◆ **Data provided**
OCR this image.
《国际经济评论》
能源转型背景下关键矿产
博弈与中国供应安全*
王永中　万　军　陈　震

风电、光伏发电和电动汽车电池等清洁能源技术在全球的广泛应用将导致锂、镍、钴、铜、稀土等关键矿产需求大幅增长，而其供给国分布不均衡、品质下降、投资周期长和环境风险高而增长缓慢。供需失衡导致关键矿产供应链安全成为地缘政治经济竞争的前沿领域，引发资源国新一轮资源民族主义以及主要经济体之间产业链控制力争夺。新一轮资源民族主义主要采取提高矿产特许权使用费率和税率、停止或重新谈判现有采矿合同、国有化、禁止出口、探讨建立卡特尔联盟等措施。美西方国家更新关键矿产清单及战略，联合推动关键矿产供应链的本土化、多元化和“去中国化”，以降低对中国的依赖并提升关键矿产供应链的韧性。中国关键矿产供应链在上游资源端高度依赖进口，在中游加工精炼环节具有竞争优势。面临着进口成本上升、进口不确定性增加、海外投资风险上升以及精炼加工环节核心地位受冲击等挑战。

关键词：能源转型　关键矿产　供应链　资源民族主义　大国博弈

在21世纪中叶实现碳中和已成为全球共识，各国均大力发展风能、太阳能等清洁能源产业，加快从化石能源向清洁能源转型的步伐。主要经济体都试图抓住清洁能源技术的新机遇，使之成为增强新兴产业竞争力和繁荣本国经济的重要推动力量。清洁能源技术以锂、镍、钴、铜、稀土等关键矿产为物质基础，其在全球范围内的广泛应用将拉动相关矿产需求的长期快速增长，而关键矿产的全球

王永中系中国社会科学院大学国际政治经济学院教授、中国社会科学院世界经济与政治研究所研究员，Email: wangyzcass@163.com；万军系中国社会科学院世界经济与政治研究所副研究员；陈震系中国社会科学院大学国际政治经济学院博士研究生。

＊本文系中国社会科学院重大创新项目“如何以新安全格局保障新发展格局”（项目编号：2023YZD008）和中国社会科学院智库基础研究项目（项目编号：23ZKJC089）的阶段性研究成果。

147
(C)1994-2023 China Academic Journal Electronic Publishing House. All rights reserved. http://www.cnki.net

◆ **Work to do**
From the records above, extract each line exactly as shown.

◆ **Solution to the exercise**
OCR this image.
《国际经济评论》
能源转型背景下关键矿产
博弈与中国供应安全*
王永中　万　军　陈　震

风电、光伏发电和电动汽车电池等清洁能源技术在全球的广泛应用将导致锂、镍、钴、铜、稀土等关键矿产需求大幅增长，而其供给国分布不均衡、品质下降、投资周期长和环境风险高而增长缓慢。供需失衡导致关键矿产供应链安全成为地缘政治经济竞争的前沿领域，引发资源国新一轮资源民族主义以及主要经济体之间产业链控制力争夺。新一轮资源民族主义主要采取提高矿产特许权使用费率和税率、停止或重新谈判现有采矿合同、国有化、禁止出口、探讨建立卡特尔联盟等措施。美西方国家更新关键矿产清单及战略，联合推动关键矿产供应链的本土化、多元化和“去中国化”，以降低对中国的依赖并提升关键矿产供应链的韧性。中国关键矿产供应链在上游资源端高度依赖进口，在中游加工精炼环节具有竞争优势。面临着进口成本上升、进口不确定性增加、海外投资风险上升以及精炼加工环节核心地位受冲击等挑战。

关键词：能源转型　关键矿产　供应链　资源民族主义　大国博弈

在21世纪中叶实现碳中和已成为全球共识，各国均大力发展风能、太阳能等清洁能源产业，加快从化石能源向清洁能源转型的步伐。主要经济体都试图抓住清洁能源技术的新机遇，使之成为增强新兴产业竞争力和繁荣本国经济的重要推动力量。清洁能源技术以锂、镍、钴、铜、稀土等关键矿产为物质基础，其在全球范围内的广泛应用将拉动相关矿产需求的长期快速增长，而关键矿产的全球

王永中系中国社会科学院大学国际政治经济学院教授、中国社会科学院世界经济与政治研究所研究员，Email: wangyzcass@163.com；万军系中国社会科学院世界经济与政治研究所副研究员；陈震系中国社会科学院大学国际政治经济学院博士研究生。

＊本文系中国社会科学院重大创新项目“如何以新安全格局保障新发展格局”（项目编号：2023YZD008）和中国社会科学院智库基础研究项目（项目编号：23ZKJC089）的阶段性研究成果。

147
(C)1994-2023 China Academic Journal Electronic Publishing House. All rights reserved. http://www.cnki.net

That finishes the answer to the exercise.